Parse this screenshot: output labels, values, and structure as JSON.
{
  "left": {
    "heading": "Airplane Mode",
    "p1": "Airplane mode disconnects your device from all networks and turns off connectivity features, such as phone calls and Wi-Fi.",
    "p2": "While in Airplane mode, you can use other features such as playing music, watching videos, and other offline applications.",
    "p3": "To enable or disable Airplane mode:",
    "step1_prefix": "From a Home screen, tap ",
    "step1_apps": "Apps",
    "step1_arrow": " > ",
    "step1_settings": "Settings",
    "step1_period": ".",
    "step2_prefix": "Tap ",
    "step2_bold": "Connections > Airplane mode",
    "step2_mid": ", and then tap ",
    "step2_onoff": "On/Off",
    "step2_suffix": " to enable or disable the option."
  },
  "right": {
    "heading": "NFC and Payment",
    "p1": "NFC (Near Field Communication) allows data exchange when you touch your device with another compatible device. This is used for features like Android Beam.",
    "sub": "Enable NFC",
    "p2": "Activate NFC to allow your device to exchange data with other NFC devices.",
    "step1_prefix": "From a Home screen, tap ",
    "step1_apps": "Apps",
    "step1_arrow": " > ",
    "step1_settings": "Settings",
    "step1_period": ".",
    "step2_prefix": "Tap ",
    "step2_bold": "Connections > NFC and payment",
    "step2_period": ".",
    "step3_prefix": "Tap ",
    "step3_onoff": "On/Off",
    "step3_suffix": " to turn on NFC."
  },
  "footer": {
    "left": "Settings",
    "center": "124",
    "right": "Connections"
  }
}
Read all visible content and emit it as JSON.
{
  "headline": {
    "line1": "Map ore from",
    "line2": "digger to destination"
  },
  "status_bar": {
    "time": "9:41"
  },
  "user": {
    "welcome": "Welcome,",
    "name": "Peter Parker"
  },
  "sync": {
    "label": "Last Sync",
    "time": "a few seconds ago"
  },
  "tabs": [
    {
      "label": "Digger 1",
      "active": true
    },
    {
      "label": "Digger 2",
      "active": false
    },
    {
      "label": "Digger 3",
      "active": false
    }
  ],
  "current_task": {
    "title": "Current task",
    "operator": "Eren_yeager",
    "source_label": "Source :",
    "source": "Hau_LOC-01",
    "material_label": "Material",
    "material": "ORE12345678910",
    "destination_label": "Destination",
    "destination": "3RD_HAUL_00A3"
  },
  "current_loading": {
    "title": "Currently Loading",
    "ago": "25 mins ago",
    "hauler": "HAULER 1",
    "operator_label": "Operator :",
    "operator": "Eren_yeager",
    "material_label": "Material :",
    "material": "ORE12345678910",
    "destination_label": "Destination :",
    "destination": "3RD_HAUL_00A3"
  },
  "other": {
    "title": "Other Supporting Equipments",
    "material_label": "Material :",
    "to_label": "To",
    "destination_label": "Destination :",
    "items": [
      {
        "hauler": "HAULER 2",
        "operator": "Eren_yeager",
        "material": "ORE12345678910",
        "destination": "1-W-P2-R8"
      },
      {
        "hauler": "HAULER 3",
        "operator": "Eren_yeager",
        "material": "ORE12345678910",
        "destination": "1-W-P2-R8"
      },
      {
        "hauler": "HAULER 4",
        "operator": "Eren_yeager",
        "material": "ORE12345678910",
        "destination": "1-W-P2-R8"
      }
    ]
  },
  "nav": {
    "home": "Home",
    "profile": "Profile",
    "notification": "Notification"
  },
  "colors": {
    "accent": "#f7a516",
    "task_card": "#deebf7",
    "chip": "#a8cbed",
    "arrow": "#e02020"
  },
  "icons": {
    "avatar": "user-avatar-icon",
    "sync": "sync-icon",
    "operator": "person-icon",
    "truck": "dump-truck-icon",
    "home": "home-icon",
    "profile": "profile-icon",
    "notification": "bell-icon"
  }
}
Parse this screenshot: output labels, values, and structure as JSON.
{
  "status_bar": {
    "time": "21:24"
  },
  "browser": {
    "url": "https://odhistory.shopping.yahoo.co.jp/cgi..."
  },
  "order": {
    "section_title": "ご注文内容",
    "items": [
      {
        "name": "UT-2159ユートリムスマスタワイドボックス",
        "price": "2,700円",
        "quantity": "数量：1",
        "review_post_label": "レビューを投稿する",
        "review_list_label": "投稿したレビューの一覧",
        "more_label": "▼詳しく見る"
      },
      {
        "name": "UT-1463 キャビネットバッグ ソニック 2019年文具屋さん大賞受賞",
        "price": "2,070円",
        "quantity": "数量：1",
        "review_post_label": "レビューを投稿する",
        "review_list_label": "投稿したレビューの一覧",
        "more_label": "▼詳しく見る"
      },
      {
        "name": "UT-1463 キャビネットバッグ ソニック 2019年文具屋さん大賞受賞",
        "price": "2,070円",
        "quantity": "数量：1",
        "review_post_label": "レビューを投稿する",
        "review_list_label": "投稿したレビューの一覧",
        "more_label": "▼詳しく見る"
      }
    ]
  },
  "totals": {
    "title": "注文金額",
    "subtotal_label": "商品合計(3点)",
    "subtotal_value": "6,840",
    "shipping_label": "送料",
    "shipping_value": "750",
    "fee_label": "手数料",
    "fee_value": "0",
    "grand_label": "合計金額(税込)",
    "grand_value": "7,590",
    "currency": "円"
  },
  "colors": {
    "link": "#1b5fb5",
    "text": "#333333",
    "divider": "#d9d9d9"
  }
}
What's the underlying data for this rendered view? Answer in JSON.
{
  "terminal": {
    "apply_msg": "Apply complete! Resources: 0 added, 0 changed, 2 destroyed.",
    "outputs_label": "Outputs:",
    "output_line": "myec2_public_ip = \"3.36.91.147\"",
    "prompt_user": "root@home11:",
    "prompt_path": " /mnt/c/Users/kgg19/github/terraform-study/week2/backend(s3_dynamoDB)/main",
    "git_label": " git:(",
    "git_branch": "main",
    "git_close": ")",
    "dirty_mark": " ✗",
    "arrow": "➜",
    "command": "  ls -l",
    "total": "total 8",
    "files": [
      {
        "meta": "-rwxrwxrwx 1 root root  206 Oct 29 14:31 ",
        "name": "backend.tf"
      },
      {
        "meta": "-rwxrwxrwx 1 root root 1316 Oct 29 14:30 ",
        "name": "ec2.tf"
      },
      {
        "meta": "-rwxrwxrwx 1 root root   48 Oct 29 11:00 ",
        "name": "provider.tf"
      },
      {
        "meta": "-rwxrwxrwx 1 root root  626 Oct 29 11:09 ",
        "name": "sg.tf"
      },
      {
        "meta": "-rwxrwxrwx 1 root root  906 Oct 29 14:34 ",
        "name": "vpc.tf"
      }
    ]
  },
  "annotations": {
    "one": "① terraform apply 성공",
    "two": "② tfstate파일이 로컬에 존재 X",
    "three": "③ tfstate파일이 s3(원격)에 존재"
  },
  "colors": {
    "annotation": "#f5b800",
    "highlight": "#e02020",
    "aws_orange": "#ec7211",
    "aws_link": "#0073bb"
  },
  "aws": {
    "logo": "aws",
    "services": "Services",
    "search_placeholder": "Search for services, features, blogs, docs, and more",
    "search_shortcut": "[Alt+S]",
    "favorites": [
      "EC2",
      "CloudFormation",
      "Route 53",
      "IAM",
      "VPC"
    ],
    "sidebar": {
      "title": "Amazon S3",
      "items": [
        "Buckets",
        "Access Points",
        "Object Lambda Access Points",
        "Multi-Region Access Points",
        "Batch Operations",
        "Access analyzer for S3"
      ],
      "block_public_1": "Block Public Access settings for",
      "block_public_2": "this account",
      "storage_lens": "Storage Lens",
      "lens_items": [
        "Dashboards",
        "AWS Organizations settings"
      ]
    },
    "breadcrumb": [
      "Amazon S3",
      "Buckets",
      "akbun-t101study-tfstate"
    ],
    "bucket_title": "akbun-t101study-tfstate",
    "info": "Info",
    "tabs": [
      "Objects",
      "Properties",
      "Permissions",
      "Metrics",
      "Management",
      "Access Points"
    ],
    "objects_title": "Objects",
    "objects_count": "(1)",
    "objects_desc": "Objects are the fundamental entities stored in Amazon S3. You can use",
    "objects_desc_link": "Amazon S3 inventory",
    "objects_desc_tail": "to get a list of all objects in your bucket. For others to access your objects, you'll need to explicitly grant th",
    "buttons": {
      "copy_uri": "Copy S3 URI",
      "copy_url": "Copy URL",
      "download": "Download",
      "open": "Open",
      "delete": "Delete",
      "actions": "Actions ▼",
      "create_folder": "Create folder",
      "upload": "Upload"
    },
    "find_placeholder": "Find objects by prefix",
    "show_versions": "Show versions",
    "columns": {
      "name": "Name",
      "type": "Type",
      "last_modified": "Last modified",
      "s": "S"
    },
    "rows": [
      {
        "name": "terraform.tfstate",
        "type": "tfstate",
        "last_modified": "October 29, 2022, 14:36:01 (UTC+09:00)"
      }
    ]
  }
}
═══
Your goal:
Search the lines above for the string "terraform" and copy each line that has it.

Result:
    "prompt_path": " /mnt/c/Users/kgg19/github/terraform-study/week2/backend(s3_dynamoDB)/main",
    "one": "① terraform apply 성공",
        "name": "terraform.tfstate",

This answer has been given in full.